Gather all lines from the material that contain the word "color".

_ _ _ _

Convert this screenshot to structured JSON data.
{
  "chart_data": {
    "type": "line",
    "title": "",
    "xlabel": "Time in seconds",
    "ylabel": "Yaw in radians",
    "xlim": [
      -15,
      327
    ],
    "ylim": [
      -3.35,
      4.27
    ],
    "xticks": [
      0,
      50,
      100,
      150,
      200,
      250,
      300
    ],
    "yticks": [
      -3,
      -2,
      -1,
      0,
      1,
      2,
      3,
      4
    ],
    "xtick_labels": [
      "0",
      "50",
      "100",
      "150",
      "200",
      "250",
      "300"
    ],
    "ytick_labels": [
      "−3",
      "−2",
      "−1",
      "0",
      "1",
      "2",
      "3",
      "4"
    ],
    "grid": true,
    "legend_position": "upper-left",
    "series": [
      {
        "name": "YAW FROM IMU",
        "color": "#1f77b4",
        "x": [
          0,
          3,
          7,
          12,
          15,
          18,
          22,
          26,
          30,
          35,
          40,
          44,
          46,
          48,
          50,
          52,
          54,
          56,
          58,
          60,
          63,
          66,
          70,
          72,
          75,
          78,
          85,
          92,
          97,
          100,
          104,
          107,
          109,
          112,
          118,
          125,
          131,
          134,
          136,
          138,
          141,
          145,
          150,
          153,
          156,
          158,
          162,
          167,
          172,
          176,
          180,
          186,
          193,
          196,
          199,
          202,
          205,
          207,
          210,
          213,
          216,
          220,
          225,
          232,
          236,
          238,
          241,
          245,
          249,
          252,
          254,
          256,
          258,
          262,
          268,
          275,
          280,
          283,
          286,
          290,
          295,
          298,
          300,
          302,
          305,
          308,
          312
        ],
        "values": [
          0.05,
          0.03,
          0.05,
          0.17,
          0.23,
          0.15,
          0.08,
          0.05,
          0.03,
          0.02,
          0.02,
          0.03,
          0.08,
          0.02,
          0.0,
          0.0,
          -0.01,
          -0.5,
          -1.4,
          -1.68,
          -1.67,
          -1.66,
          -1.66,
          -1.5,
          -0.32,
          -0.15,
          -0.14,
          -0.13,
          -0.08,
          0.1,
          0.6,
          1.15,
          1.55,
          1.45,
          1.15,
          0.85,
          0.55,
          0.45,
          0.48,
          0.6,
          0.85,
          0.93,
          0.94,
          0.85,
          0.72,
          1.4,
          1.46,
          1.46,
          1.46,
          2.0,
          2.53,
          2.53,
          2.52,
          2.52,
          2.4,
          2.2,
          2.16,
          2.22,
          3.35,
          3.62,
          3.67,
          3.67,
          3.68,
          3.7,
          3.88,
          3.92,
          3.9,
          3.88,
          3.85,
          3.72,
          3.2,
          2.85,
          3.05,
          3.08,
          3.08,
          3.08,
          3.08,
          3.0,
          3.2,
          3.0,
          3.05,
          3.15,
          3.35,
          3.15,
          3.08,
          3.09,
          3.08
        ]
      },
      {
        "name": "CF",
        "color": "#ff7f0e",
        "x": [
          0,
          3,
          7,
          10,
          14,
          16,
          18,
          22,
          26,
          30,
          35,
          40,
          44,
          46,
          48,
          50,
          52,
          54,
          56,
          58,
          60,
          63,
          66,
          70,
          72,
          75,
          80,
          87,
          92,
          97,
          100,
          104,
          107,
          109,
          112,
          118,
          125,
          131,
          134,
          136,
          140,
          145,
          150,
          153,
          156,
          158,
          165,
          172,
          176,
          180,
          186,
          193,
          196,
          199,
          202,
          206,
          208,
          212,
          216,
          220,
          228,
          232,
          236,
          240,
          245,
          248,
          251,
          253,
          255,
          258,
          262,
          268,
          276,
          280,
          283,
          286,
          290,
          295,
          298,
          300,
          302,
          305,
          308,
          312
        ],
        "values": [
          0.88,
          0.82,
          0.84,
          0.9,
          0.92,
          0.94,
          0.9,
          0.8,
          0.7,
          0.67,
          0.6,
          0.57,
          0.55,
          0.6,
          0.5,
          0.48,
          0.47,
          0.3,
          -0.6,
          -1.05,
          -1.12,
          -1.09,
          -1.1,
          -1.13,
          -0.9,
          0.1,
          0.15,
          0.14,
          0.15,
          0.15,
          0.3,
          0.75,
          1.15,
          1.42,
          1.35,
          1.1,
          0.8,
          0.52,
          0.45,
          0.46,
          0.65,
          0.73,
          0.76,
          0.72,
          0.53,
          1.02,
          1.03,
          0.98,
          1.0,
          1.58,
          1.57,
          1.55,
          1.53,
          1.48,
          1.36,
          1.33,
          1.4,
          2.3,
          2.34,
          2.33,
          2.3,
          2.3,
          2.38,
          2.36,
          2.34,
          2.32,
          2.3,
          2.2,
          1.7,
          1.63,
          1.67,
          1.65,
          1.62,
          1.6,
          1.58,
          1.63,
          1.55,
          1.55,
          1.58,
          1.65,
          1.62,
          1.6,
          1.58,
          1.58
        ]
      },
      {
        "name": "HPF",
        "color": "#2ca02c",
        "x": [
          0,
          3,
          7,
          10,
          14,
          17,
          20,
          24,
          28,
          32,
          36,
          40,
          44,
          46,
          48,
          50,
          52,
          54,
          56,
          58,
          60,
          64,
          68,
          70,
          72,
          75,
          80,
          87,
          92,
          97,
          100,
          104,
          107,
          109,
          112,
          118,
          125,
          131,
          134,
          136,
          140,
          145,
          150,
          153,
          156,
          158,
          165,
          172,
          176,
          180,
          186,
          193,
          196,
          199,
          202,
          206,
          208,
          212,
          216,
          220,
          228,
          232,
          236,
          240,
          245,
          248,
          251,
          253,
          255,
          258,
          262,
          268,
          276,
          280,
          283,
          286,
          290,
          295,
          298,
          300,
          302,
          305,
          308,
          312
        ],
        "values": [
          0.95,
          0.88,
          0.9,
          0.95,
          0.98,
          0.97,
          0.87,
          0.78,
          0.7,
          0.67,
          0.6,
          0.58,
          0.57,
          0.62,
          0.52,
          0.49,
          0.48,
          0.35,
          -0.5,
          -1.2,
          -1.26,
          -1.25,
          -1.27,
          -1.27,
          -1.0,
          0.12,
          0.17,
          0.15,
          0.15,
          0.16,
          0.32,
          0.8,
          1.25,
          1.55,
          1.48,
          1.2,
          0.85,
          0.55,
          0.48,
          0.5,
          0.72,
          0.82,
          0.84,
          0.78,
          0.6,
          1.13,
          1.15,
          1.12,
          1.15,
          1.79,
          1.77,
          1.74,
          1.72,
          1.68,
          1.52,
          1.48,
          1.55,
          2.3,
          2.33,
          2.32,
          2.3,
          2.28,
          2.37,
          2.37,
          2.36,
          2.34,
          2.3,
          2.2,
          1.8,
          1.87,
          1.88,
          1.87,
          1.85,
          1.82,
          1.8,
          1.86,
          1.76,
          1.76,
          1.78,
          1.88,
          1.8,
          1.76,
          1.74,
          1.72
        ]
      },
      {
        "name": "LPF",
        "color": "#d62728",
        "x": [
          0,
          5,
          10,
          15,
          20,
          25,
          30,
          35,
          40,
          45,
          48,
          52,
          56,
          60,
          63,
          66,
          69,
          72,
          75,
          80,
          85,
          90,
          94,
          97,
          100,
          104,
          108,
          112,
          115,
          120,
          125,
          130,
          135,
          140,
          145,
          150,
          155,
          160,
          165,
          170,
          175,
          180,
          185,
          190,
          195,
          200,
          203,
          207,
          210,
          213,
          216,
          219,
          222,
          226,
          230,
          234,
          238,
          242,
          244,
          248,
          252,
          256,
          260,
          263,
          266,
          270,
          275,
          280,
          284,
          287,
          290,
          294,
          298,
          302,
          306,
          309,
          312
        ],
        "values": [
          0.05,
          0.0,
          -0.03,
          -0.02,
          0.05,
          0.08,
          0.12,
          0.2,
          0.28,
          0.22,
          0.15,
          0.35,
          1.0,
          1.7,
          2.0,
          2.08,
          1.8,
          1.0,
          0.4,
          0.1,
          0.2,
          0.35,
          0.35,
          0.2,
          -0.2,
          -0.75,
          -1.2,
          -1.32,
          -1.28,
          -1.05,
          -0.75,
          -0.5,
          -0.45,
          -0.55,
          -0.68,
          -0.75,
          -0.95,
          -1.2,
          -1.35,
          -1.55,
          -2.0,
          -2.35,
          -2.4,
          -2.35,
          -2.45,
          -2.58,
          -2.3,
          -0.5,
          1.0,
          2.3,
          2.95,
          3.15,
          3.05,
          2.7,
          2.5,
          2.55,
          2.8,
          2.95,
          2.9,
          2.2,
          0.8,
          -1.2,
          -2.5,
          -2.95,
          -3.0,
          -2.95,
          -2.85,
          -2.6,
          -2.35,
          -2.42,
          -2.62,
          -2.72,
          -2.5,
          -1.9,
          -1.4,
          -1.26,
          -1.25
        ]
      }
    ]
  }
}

_ _ _ _

## Exercise response
        "color": "#1f77b4",
        "color": "#ff7f0e",
        "color": "#2ca02c",
        "color": "#d62728",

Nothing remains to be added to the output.